■ **Given records**:
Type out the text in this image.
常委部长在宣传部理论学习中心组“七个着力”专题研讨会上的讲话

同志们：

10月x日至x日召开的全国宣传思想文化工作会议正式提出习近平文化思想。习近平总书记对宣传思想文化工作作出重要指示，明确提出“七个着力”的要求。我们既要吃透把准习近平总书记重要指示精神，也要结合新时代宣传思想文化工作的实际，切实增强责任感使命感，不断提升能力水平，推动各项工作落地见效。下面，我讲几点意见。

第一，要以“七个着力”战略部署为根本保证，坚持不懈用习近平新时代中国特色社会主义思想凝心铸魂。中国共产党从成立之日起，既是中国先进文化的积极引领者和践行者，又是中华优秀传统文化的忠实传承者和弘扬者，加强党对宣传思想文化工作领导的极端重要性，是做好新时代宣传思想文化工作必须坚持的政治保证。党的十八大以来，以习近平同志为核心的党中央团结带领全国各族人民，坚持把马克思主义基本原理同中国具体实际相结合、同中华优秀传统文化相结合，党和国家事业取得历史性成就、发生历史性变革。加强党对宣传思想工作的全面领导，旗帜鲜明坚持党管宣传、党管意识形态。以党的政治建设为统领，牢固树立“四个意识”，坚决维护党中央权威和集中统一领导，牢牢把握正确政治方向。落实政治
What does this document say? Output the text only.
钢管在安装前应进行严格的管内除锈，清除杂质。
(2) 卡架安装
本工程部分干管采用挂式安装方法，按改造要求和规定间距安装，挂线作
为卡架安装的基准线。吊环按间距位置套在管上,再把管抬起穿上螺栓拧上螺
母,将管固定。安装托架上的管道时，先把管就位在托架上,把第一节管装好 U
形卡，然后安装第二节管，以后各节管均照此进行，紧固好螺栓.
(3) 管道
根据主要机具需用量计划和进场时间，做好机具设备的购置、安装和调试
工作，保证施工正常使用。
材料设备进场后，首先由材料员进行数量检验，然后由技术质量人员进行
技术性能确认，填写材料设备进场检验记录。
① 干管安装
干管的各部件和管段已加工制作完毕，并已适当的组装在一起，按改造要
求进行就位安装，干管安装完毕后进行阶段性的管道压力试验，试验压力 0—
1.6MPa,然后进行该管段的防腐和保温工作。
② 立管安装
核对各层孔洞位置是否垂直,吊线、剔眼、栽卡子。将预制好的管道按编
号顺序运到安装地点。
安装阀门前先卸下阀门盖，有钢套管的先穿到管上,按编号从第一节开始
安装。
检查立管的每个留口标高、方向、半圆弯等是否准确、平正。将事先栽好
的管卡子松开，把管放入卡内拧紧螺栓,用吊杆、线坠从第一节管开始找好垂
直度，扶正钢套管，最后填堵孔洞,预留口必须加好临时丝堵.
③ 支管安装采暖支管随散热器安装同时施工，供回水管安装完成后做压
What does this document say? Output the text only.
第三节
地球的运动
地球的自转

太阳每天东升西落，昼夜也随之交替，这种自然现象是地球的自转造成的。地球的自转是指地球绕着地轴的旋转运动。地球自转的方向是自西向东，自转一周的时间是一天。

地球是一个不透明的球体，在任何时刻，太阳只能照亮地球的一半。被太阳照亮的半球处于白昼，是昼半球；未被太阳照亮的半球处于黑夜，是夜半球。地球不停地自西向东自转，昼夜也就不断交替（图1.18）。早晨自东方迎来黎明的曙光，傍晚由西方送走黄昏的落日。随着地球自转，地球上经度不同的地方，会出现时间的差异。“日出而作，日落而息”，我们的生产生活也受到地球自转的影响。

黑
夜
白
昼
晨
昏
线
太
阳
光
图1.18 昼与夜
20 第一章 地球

■ **Aim of the exercise**: In the listing above, locate each line with "七个着力" and copy it.

■ **Exercise output**:
常委部长在宣传部理论学习中心组“七个着力”专题研讨会上的讲话
10月x日至x日召开的全国宣传思想文化工作会议正式提出习近平文化思想。习近平总书记对宣传思想文化工作作出重要指示，明确提出“七个着力”的要求。我们既要吃透把准习近平总书记重要指示精神，也要结合新时代宣传思想文化工作的实际，切实增强责任感使命感，不断提升能力水平，推动各项工作落地见效。下面，我讲几点意见。
第一，要以“七个着力”战略部署为根本保证，坚持不懈用习近平新时代中国特色社会主义思想凝心铸魂。中国共产党从成立之日起，既是中国先进文化的积极引领者和践行者，又是中华优秀传统文化的忠实传承者和弘扬者，加强党对宣传思想文化工作领导的极端重要性，是做好新时代宣传思想文化工作必须坚持的政治保证。党的十八大以来，以习近平同志为核心的党中央团结带领全国各族人民，坚持把马克思主义基本原理同中国具体实际相结合、同中华优秀传统文化相结合，党和国家事业取得历史性成就、发生历史性变革。加强党对宣传思想工作的全面领导，旗帜鲜明坚持党管宣传、党管意识形态。以党的政治建设为统领，牢固树立“四个意识”，坚决维护党中央权威和集中统一领导，牢牢把握正确政治方向。落实政治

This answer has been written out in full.